Records for the task:
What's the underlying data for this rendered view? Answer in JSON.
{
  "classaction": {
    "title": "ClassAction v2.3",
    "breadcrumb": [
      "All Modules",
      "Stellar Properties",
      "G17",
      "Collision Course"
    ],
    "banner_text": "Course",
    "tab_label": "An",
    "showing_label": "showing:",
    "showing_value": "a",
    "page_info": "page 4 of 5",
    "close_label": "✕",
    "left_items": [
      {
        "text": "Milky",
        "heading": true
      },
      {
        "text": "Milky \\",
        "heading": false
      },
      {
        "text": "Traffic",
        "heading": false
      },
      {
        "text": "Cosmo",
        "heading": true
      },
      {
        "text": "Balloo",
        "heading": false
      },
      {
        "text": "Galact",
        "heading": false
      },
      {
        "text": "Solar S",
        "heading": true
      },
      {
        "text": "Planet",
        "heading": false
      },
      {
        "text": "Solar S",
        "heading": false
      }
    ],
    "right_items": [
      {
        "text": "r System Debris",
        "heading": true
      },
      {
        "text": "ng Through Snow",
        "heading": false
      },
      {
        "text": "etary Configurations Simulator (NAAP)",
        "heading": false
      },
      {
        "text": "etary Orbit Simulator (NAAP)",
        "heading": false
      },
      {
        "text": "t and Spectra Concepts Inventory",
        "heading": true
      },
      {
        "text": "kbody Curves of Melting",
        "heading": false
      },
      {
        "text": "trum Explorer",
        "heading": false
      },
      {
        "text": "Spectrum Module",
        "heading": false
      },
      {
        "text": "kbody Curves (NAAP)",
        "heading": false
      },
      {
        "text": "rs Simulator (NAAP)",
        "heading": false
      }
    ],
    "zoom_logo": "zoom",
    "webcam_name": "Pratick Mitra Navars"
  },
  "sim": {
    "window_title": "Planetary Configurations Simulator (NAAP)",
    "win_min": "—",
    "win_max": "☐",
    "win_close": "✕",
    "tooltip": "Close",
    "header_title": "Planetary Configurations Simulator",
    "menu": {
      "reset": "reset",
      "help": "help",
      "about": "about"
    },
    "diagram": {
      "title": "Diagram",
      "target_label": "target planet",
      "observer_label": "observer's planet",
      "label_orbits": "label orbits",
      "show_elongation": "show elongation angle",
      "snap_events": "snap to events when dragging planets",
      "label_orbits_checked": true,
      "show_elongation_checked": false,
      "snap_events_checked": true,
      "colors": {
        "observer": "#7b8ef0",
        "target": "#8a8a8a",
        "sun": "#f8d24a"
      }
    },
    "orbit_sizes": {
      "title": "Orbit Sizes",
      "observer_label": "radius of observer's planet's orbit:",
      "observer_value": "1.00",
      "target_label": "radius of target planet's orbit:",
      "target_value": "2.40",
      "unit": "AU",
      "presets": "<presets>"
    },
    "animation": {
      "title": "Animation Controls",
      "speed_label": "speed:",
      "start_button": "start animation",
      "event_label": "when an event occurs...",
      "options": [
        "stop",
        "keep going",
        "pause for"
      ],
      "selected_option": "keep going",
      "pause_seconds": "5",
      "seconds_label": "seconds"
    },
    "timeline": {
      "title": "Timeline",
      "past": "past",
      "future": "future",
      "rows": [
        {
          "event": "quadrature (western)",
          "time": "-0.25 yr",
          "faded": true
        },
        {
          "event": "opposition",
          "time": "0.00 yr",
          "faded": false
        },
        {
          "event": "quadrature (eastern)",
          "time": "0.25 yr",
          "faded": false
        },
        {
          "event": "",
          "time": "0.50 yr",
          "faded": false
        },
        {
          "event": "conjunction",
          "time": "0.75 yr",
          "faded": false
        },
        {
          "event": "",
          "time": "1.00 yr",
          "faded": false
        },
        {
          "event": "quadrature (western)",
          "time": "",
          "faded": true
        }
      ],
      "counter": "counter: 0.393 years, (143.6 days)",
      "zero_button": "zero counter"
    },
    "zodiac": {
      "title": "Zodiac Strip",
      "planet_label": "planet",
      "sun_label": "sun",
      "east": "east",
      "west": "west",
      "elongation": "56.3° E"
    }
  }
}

Required task: Show the lines of the records that include the string "Planetary".

Answer below:
    "window_title": "Planetary Configurations Simulator (NAAP)",
    "header_title": "Planetary Configurations Simulator",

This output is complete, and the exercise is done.